─── Source material ───
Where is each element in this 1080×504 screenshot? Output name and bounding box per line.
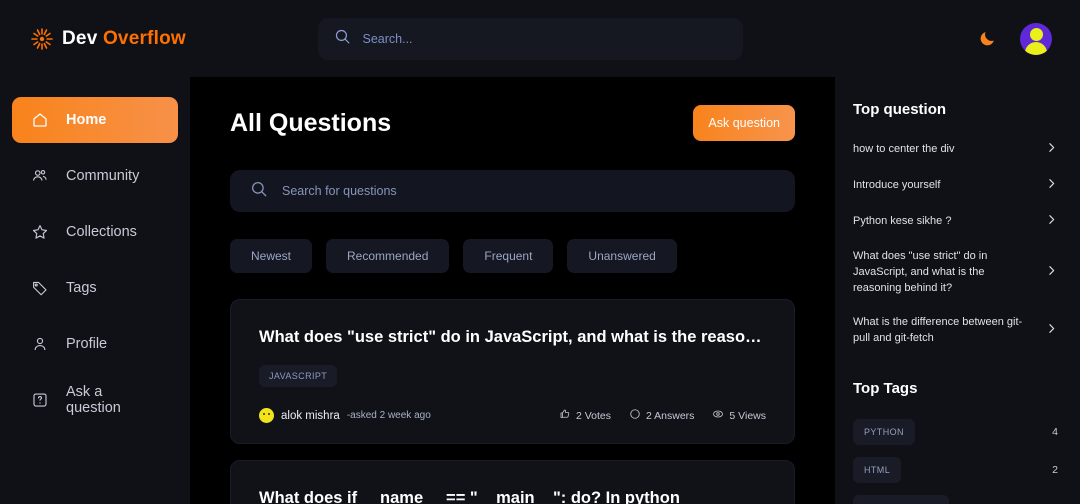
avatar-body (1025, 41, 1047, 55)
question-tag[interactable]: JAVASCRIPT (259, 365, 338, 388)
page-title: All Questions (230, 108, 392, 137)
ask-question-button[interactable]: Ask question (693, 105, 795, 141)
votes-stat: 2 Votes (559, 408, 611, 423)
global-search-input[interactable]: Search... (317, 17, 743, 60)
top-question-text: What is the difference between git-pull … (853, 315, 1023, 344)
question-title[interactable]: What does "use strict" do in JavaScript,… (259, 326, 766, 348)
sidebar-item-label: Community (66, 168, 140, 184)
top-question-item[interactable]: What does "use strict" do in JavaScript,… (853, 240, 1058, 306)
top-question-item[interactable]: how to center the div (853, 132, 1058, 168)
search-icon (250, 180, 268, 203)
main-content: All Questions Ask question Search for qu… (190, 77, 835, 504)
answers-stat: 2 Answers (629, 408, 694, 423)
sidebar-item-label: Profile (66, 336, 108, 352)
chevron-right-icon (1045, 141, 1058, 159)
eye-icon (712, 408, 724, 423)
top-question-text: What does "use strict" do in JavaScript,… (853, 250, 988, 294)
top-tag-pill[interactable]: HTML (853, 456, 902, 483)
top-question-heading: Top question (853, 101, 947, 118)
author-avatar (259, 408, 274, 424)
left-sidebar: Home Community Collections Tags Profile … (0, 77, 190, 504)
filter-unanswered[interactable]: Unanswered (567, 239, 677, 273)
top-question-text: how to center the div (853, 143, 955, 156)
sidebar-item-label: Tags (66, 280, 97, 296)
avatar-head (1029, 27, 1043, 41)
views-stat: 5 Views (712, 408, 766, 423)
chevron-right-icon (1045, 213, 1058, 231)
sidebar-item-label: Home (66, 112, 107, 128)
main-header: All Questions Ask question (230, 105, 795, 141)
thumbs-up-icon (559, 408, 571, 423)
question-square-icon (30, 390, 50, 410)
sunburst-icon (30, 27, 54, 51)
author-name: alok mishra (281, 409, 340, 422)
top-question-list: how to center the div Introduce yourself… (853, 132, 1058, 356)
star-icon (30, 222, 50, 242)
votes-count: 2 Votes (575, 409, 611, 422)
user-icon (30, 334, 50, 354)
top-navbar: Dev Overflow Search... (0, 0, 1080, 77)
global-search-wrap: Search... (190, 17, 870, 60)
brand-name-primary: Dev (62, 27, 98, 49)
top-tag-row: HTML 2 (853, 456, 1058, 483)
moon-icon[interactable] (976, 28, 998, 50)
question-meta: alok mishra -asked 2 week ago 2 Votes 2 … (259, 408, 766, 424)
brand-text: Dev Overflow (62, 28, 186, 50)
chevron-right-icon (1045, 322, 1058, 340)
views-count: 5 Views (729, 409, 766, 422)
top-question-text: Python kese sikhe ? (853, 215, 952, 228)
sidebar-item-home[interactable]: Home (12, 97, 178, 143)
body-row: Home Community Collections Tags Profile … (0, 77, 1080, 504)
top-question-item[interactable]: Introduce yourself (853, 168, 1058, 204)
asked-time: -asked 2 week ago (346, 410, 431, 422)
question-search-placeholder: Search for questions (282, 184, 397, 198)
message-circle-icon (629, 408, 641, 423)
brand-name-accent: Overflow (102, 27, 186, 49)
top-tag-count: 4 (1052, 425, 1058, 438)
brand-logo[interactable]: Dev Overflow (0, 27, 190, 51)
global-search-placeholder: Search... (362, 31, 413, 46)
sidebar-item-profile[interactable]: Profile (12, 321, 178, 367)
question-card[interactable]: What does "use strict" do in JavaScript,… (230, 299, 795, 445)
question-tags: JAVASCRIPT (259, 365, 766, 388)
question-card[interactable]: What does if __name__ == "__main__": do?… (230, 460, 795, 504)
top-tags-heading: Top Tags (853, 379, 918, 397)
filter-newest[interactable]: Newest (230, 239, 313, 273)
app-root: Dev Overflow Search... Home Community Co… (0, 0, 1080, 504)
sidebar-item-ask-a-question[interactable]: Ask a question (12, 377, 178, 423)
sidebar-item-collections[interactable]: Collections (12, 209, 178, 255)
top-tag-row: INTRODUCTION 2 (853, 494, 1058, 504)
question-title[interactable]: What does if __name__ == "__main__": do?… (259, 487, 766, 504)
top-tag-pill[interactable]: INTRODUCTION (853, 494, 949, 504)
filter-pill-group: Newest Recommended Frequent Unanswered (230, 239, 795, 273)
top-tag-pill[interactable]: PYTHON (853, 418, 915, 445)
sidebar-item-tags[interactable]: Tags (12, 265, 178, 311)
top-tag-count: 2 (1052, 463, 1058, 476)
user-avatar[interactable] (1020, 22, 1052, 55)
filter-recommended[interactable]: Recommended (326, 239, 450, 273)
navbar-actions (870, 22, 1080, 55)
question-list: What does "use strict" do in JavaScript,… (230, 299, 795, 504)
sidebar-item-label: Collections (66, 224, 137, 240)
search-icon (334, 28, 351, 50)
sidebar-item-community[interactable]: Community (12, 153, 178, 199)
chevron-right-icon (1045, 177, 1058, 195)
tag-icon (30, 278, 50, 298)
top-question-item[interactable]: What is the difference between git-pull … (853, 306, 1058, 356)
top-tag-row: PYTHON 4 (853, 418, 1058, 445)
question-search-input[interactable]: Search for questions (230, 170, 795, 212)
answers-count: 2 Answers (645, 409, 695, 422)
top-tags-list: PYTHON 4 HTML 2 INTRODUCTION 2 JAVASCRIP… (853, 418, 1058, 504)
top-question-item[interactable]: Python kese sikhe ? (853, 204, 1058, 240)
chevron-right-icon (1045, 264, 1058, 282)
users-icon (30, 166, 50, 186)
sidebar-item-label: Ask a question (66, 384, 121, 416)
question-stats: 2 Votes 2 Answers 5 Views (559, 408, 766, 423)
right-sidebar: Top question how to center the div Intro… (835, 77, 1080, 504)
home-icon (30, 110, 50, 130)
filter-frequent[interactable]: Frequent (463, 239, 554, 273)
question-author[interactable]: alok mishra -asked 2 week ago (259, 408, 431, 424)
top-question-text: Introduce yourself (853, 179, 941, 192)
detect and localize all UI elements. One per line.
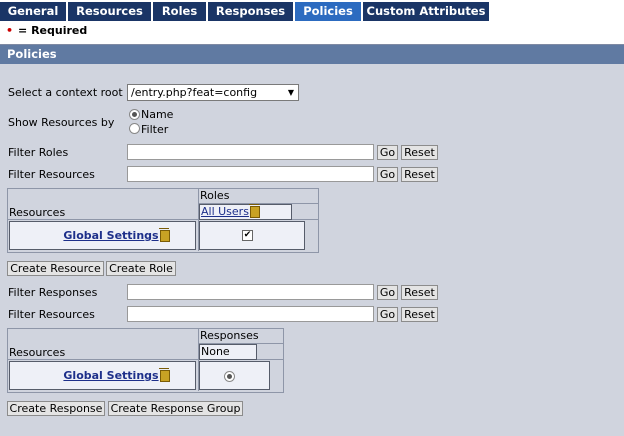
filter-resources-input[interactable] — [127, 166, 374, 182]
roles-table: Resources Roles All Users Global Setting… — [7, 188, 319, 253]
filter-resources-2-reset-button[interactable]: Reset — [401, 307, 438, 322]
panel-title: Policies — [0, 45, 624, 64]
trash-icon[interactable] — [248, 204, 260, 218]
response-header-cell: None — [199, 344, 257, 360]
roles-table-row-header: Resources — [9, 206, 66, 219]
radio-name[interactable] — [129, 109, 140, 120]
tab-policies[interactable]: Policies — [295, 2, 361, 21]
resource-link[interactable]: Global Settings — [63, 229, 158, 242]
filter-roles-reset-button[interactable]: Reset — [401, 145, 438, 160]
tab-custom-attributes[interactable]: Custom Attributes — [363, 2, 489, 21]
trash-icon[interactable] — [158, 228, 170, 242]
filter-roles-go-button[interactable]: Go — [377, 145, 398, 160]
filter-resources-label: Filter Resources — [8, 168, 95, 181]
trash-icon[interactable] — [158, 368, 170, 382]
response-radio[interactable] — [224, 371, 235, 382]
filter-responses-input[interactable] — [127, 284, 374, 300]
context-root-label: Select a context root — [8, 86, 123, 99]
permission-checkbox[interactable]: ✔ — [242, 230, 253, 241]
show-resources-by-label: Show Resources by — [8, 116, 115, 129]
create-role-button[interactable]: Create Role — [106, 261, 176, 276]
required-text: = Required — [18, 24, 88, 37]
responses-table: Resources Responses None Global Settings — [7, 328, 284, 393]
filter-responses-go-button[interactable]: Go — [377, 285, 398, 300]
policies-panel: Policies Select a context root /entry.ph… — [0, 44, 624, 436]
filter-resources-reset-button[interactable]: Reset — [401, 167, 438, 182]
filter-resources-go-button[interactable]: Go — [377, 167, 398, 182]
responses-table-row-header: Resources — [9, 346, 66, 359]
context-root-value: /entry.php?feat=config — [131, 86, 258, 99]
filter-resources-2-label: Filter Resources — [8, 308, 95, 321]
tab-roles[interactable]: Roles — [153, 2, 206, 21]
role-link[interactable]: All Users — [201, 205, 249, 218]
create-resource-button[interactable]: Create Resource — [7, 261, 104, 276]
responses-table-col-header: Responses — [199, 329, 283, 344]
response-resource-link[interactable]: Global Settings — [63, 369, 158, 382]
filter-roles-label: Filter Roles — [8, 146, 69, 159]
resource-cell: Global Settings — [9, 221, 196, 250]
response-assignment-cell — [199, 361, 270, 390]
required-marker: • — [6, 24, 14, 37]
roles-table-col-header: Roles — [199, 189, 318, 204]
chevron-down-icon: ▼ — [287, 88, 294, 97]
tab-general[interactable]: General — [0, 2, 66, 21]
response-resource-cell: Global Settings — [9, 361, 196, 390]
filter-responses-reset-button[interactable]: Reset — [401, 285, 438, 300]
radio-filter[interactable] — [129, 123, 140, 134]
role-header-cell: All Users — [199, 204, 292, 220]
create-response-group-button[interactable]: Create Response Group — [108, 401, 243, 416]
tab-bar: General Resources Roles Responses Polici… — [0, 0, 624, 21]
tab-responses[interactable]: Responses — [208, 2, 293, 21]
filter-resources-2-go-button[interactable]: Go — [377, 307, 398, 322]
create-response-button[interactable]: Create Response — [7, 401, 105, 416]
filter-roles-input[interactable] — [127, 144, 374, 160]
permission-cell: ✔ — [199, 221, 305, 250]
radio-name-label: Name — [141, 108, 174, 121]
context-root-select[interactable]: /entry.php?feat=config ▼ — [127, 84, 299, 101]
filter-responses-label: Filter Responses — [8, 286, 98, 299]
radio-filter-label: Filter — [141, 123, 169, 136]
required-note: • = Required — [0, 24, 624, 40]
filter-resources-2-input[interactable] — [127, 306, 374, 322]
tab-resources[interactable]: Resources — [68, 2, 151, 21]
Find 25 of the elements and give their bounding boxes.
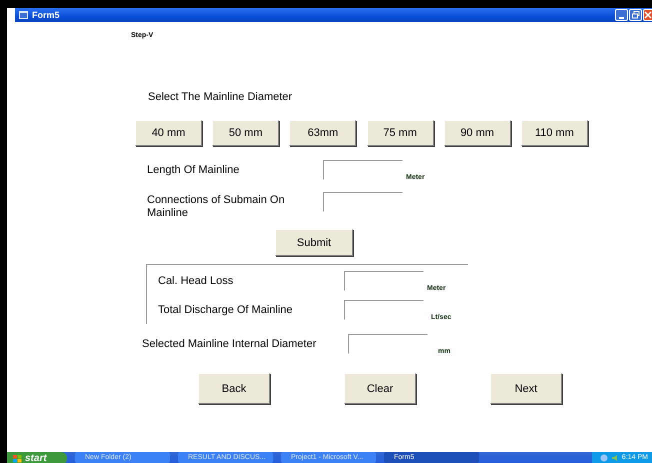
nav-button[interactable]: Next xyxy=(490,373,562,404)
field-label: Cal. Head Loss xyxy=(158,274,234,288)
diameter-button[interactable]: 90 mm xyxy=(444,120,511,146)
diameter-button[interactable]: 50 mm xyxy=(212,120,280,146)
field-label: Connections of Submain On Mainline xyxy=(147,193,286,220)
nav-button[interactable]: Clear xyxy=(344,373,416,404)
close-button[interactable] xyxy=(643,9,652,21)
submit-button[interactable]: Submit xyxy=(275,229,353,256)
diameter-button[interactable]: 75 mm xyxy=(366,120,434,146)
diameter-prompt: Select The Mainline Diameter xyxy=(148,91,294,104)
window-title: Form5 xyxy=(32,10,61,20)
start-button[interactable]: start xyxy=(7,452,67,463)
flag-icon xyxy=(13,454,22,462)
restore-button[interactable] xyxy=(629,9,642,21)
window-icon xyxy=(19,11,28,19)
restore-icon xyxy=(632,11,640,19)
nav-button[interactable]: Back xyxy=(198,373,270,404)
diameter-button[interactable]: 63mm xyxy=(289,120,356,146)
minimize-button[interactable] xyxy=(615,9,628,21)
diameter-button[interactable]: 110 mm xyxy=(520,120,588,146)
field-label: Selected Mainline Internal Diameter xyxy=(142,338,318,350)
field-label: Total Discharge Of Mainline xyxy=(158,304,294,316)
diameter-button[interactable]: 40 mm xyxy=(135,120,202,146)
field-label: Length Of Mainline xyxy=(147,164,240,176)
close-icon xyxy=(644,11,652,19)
───
▸ **What you need to do**:
Write out the records starting at the line that contains "nav-button[interactable]: Next xyxy=(490,373,562,404)" and ending at the line that contains "nav-button[interactable]: Clear xyxy=(344,373,416,404)", both included, character for character.

▸ **Result of the task**:
nav-button[interactable]: Next xyxy=(490,373,562,404)
field-label: Cal. Head Loss xyxy=(158,274,234,288)
diameter-button[interactable]: 90 mm xyxy=(444,120,511,146)
diameter-button[interactable]: 50 mm xyxy=(212,120,280,146)
field-label: Connections of Submain On Mainline xyxy=(147,193,286,220)
nav-button[interactable]: Clear xyxy=(344,373,416,404)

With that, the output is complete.